THE EXERCISE
A line counts if it contains the word "Convert" at least once. State how many such lines the records contain, giving the number alone.
══════
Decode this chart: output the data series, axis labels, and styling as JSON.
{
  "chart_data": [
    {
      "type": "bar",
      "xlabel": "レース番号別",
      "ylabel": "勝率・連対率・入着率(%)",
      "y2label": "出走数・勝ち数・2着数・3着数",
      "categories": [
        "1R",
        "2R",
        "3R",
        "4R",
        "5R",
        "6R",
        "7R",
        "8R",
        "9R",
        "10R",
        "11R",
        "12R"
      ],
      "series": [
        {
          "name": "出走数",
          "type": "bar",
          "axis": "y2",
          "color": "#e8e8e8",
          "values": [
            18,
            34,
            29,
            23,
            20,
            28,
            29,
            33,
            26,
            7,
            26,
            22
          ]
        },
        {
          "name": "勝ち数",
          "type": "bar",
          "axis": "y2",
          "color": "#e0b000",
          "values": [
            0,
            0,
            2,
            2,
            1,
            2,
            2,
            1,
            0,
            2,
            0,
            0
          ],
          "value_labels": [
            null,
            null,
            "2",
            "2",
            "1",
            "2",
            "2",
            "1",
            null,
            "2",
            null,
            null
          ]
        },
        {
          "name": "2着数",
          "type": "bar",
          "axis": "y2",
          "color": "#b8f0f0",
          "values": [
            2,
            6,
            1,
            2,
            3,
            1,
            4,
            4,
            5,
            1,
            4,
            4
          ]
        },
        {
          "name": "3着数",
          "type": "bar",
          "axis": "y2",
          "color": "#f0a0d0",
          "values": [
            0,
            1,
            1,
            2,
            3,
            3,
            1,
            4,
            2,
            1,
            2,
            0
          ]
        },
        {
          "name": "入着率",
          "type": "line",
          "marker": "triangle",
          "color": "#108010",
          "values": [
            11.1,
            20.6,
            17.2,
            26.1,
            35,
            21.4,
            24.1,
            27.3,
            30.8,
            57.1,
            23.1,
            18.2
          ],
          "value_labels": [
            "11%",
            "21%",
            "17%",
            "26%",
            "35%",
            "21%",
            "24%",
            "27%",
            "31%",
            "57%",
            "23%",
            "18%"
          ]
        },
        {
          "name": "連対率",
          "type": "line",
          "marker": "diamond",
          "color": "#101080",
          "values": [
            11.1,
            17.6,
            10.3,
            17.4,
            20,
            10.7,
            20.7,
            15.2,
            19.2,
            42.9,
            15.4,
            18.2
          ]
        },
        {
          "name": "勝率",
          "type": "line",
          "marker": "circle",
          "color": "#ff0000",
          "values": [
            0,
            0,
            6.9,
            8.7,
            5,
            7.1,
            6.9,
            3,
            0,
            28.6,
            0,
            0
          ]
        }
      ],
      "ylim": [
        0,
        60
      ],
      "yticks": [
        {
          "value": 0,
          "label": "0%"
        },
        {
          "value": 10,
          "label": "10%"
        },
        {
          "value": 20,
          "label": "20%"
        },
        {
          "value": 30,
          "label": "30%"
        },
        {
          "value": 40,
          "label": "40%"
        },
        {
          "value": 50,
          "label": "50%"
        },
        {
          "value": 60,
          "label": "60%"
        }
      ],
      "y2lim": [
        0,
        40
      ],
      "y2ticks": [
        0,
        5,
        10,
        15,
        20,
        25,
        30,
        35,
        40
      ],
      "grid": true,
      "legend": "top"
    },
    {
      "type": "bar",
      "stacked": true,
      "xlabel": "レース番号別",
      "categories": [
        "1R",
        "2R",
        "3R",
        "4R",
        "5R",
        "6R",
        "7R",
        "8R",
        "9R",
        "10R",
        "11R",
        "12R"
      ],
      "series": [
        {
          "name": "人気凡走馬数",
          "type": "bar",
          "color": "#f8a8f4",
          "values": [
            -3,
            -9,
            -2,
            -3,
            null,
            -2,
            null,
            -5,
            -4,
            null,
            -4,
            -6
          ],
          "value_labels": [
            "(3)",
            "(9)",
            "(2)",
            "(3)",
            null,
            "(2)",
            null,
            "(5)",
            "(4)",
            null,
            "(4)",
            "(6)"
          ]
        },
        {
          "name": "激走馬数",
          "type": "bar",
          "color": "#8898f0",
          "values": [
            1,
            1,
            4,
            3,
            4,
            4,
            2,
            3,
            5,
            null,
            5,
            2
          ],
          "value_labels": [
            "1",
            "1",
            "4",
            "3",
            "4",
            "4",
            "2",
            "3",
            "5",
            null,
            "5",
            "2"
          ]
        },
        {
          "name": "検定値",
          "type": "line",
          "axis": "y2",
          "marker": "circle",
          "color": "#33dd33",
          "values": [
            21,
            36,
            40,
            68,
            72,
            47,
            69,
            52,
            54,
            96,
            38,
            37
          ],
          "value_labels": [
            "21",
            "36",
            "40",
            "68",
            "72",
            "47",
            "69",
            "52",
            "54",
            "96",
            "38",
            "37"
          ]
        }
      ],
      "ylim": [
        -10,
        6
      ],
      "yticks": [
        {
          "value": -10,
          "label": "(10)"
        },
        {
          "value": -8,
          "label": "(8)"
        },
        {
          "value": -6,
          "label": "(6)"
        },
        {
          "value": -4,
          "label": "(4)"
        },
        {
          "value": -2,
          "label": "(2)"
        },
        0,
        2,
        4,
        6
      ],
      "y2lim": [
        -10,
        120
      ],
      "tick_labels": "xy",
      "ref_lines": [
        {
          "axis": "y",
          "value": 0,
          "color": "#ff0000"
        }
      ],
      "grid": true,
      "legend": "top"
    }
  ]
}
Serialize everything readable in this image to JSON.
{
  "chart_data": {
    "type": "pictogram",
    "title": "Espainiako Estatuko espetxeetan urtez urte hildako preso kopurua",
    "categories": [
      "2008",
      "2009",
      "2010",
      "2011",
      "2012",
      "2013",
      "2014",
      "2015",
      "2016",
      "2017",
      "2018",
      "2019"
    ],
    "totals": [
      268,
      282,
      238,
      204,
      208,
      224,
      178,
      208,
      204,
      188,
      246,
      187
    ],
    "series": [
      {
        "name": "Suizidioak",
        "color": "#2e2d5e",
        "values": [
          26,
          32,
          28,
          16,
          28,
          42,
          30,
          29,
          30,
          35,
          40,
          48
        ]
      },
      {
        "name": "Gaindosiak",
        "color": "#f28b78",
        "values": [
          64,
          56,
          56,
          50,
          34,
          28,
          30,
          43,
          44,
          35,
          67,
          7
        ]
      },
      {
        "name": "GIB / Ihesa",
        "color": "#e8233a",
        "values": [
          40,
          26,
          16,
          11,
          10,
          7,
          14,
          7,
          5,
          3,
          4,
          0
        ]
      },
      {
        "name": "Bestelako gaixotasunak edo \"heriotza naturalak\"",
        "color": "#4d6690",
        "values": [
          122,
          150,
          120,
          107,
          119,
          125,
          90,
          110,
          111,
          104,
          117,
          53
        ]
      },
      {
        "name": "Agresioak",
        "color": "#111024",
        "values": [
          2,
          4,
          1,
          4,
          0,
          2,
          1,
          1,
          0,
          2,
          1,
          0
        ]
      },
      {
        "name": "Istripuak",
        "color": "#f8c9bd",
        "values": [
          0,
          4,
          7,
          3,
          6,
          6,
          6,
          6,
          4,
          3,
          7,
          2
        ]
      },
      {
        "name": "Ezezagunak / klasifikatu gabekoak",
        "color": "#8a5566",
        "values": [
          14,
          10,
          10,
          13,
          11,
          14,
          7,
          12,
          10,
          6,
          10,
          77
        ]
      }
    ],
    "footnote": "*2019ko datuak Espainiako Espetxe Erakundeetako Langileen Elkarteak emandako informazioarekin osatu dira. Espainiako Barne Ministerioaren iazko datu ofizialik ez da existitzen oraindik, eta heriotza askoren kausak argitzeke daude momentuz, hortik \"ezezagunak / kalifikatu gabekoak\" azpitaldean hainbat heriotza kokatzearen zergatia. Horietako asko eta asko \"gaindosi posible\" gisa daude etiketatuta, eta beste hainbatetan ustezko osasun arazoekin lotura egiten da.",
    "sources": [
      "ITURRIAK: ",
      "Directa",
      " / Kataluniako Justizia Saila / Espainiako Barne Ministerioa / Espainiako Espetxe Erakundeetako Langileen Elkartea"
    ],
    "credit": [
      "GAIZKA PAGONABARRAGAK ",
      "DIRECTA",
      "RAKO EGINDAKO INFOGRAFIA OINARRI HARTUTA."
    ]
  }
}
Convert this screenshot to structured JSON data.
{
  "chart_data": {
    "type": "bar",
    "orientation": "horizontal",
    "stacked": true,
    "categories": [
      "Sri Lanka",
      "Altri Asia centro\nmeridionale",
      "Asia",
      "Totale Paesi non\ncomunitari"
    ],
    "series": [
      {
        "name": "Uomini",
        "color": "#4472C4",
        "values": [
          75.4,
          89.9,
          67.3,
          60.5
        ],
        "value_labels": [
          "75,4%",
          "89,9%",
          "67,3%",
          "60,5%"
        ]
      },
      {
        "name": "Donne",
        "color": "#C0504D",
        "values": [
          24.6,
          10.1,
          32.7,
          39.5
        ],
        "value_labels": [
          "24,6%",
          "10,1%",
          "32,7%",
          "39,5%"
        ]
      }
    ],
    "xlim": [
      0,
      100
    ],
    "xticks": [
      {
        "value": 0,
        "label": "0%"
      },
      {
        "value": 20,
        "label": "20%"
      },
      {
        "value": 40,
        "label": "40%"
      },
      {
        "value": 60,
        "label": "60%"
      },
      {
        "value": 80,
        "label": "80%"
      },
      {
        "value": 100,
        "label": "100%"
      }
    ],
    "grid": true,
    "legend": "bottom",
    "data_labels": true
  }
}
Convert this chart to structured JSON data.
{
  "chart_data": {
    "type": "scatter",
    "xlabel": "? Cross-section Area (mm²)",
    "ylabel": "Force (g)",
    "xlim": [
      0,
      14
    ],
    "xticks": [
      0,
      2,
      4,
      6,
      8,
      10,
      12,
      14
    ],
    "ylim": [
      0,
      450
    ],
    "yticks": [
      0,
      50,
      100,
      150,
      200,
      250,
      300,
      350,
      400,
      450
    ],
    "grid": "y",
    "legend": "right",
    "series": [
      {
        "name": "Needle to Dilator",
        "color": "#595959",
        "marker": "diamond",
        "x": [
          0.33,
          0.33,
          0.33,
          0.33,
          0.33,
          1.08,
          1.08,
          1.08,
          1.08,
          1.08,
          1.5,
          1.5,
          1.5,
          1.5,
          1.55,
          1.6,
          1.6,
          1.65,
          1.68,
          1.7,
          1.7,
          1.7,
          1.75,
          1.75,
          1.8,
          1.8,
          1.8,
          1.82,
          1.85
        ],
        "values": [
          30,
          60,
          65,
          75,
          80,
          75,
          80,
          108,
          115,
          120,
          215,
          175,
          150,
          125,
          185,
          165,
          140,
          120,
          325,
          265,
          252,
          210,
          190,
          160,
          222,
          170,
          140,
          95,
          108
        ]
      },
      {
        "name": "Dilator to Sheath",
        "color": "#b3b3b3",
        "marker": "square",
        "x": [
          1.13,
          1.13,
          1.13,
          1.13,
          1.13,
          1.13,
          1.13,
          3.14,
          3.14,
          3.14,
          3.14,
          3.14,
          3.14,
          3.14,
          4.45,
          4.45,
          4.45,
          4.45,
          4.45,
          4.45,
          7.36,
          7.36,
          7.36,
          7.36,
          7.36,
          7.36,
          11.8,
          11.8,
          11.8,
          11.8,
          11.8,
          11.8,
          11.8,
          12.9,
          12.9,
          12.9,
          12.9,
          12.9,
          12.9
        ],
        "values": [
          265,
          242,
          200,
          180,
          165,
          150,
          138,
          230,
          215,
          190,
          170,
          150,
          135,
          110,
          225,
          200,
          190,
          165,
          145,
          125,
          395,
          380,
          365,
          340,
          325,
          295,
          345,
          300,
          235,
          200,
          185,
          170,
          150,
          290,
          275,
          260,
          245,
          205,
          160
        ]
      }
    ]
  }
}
══════
OUTPUT FOR THIS EXERCISE
2